__SHORT EXERCISE__:
Below are records to be output exactly, every one of them.

__STORED DATA__:
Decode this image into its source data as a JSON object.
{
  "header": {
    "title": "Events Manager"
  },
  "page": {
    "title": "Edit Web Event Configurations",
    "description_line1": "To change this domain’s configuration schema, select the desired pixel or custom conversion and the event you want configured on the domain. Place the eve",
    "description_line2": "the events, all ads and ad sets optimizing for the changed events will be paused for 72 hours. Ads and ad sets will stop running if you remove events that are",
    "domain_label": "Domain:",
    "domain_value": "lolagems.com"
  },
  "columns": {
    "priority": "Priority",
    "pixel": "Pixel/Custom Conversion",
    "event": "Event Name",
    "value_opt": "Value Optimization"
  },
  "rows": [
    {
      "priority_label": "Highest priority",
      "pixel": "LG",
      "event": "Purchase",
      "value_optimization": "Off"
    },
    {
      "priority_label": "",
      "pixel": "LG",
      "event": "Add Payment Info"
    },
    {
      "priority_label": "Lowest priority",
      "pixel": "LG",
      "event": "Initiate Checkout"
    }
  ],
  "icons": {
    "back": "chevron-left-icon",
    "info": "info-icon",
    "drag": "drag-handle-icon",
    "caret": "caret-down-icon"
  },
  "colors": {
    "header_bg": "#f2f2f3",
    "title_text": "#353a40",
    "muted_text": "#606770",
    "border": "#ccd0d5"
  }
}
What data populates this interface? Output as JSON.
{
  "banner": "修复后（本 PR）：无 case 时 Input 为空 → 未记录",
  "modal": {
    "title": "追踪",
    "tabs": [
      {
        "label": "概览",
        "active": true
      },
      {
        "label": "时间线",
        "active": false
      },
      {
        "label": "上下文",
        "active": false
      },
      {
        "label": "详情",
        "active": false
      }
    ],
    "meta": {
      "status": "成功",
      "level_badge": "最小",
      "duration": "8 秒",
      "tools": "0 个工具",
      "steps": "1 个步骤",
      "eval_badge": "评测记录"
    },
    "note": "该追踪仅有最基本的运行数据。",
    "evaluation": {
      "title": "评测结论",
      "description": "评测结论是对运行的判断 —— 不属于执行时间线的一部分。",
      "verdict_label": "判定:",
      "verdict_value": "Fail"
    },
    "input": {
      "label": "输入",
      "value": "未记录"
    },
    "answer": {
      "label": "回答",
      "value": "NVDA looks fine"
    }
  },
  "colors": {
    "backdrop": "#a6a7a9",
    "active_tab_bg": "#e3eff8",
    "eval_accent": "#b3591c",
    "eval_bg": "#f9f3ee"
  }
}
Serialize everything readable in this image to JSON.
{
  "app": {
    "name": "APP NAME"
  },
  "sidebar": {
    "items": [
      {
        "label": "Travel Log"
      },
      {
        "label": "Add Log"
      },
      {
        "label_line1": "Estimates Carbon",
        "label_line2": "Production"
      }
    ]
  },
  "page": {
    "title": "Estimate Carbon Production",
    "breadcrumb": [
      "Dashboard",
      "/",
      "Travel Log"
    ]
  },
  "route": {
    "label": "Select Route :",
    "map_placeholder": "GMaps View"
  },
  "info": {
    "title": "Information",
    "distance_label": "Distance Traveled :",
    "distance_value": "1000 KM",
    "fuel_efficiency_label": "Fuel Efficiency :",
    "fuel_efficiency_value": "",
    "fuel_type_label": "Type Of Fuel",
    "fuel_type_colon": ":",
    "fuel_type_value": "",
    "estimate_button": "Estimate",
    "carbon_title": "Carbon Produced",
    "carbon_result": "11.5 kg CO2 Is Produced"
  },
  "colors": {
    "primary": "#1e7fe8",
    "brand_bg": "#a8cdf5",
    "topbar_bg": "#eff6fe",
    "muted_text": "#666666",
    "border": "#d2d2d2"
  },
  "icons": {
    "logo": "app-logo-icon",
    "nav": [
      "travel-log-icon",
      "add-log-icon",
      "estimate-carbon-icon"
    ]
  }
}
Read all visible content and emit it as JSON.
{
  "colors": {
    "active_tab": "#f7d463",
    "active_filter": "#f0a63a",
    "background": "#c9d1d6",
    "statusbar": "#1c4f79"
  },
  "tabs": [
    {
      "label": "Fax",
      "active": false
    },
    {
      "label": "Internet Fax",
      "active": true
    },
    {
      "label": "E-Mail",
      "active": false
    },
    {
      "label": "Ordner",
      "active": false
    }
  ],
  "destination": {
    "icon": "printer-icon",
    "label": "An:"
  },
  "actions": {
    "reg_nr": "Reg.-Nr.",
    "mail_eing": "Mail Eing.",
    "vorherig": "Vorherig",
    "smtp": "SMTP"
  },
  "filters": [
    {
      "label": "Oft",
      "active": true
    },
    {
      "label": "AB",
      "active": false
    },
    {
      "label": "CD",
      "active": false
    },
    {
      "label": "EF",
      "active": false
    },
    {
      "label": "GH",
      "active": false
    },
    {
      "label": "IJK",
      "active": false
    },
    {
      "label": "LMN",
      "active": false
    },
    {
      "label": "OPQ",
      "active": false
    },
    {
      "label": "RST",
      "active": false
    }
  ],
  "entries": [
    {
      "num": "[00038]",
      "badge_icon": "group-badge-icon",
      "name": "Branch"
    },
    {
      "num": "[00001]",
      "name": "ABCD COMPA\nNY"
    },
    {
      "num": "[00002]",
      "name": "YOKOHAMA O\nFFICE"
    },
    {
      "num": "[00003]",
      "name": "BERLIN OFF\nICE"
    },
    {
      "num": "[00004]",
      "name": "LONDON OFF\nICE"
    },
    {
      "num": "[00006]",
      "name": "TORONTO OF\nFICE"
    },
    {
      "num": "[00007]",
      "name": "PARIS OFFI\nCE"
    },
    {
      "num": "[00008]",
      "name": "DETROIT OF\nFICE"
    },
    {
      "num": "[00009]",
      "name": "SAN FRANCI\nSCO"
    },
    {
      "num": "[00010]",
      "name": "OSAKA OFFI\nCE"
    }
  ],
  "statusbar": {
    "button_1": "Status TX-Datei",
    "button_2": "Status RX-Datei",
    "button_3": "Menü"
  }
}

__THE RESULT__:
Decode this image into its source data as a JSON object.
{
  "header": {
    "title": "Events Manager"
  },
  "page": {
    "title": "Edit Web Event Configurations",
    "description_line1": "To change this domain’s configuration schema, select the desired pixel or custom conversion and the event you want configured on the domain. Place the eve",
    "description_line2": "the events, all ads and ad sets optimizing for the changed events will be paused for 72 hours. Ads and ad sets will stop running if you remove events that are",
    "domain_label": "Domain:",
    "domain_value": "lolagems.com"
  },
  "columns": {
    "priority": "Priority",
    "pixel": "Pixel/Custom Conversion",
    "event": "Event Name",
    "value_opt": "Value Optimization"
  },
  "rows": [
    {
      "priority_label": "Highest priority",
      "pixel": "LG",
      "event": "Purchase",
      "value_optimization": "Off"
    },
    {
      "priority_label": "",
      "pixel": "LG",
      "event": "Add Payment Info"
    },
    {
      "priority_label": "Lowest priority",
      "pixel": "LG",
      "event": "Initiate Checkout"
    }
  ],
  "icons": {
    "back": "chevron-left-icon",
    "info": "info-icon",
    "drag": "drag-handle-icon",
    "caret": "caret-down-icon"
  },
  "colors": {
    "header_bg": "#f2f2f3",
    "title_text": "#353a40",
    "muted_text": "#606770",
    "border": "#ccd0d5"
  }
}
What data populates this interface? Output as JSON.
{
  "banner": "修复后（本 PR）：无 case 时 Input 为空 → 未记录",
  "modal": {
    "title": "追踪",
    "tabs": [
      {
        "label": "概览",
        "active": true
      },
      {
        "label": "时间线",
        "active": false
      },
      {
        "label": "上下文",
        "active": false
      },
      {
        "label": "详情",
        "active": false
      }
    ],
    "meta": {
      "status": "成功",
      "level_badge": "最小",
      "duration": "8 秒",
      "tools": "0 个工具",
      "steps": "1 个步骤",
      "eval_badge": "评测记录"
    },
    "note": "该追踪仅有最基本的运行数据。",
    "evaluation": {
      "title": "评测结论",
      "description": "评测结论是对运行的判断 —— 不属于执行时间线的一部分。",
      "verdict_label": "判定:",
      "verdict_value": "Fail"
    },
    "input": {
      "label": "输入",
      "value": "未记录"
    },
    "answer": {
      "label": "回答",
      "value": "NVDA looks fine"
    }
  },
  "colors": {
    "backdrop": "#a6a7a9",
    "active_tab_bg": "#e3eff8",
    "eval_accent": "#b3591c",
    "eval_bg": "#f9f3ee"
  }
}
Serialize everything readable in this image to JSON.
{
  "app": {
    "name": "APP NAME"
  },
  "sidebar": {
    "items": [
      {
        "label": "Travel Log"
      },
      {
        "label": "Add Log"
      },
      {
        "label_line1": "Estimates Carbon",
        "label_line2": "Production"
      }
    ]
  },
  "page": {
    "title": "Estimate Carbon Production",
    "breadcrumb": [
      "Dashboard",
      "/",
      "Travel Log"
    ]
  },
  "route": {
    "label": "Select Route :",
    "map_placeholder": "GMaps View"
  },
  "info": {
    "title": "Information",
    "distance_label": "Distance Traveled :",
    "distance_value": "1000 KM",
    "fuel_efficiency_label": "Fuel Efficiency :",
    "fuel_efficiency_value": "",
    "fuel_type_label": "Type Of Fuel",
    "fuel_type_colon": ":",
    "fuel_type_value": "",
    "estimate_button": "Estimate",
    "carbon_title": "Carbon Produced",
    "carbon_result": "11.5 kg CO2 Is Produced"
  },
  "colors": {
    "primary": "#1e7fe8",
    "brand_bg": "#a8cdf5",
    "topbar_bg": "#eff6fe",
    "muted_text": "#666666",
    "border": "#d2d2d2"
  },
  "icons": {
    "logo": "app-logo-icon",
    "nav": [
      "travel-log-icon",
      "add-log-icon",
      "estimate-carbon-icon"
    ]
  }
}
Read all visible content and emit it as JSON.
{
  "colors": {
    "active_tab": "#f7d463",
    "active_filter": "#f0a63a",
    "background": "#c9d1d6",
    "statusbar": "#1c4f79"
  },
  "tabs": [
    {
      "label": "Fax",
      "active": false
    },
    {
      "label": "Internet Fax",
      "active": true
    },
    {
      "label": "E-Mail",
      "active": false
    },
    {
      "label": "Ordner",
      "active": false
    }
  ],
  "destination": {
    "icon": "printer-icon",
    "label": "An:"
  },
  "actions": {
    "reg_nr": "Reg.-Nr.",
    "mail_eing": "Mail Eing.",
    "vorherig": "Vorherig",
    "smtp": "SMTP"
  },
  "filters": [
    {
      "label": "Oft",
      "active": true
    },
    {
      "label": "AB",
      "active": false
    },
    {
      "label": "CD",
      "active": false
    },
    {
      "label": "EF",
      "active": false
    },
    {
      "label": "GH",
      "active": false
    },
    {
      "label": "IJK",
      "active": false
    },
    {
      "label": "LMN",
      "active": false
    },
    {
      "label": "OPQ",
      "active": false
    },
    {
      "label": "RST",
      "active": false
    }
  ],
  "entries": [
    {
      "num": "[00038]",
      "badge_icon": "group-badge-icon",
      "name": "Branch"
    },
    {
      "num": "[00001]",
      "name": "ABCD COMPA\nNY"
    },
    {
      "num": "[00002]",
      "name": "YOKOHAMA O\nFFICE"
    },
    {
      "num": "[00003]",
      "name": "BERLIN OFF\nICE"
    },
    {
      "num": "[00004]",
      "name": "LONDON OFF\nICE"
    },
    {
      "num": "[00006]",
      "name": "TORONTO OF\nFICE"
    },
    {
      "num": "[00007]",
      "name": "PARIS OFFI\nCE"
    },
    {
      "num": "[00008]",
      "name": "DETROIT OF\nFICE"
    },
    {
      "num": "[00009]",
      "name": "SAN FRANCI\nSCO"
    },
    {
      "num": "[00010]",
      "name": "OSAKA OFFI\nCE"
    }
  ],
  "statusbar": {
    "button_1": "Status TX-Datei",
    "button_2": "Status RX-Datei",
    "button_3": "Menü"
  }
}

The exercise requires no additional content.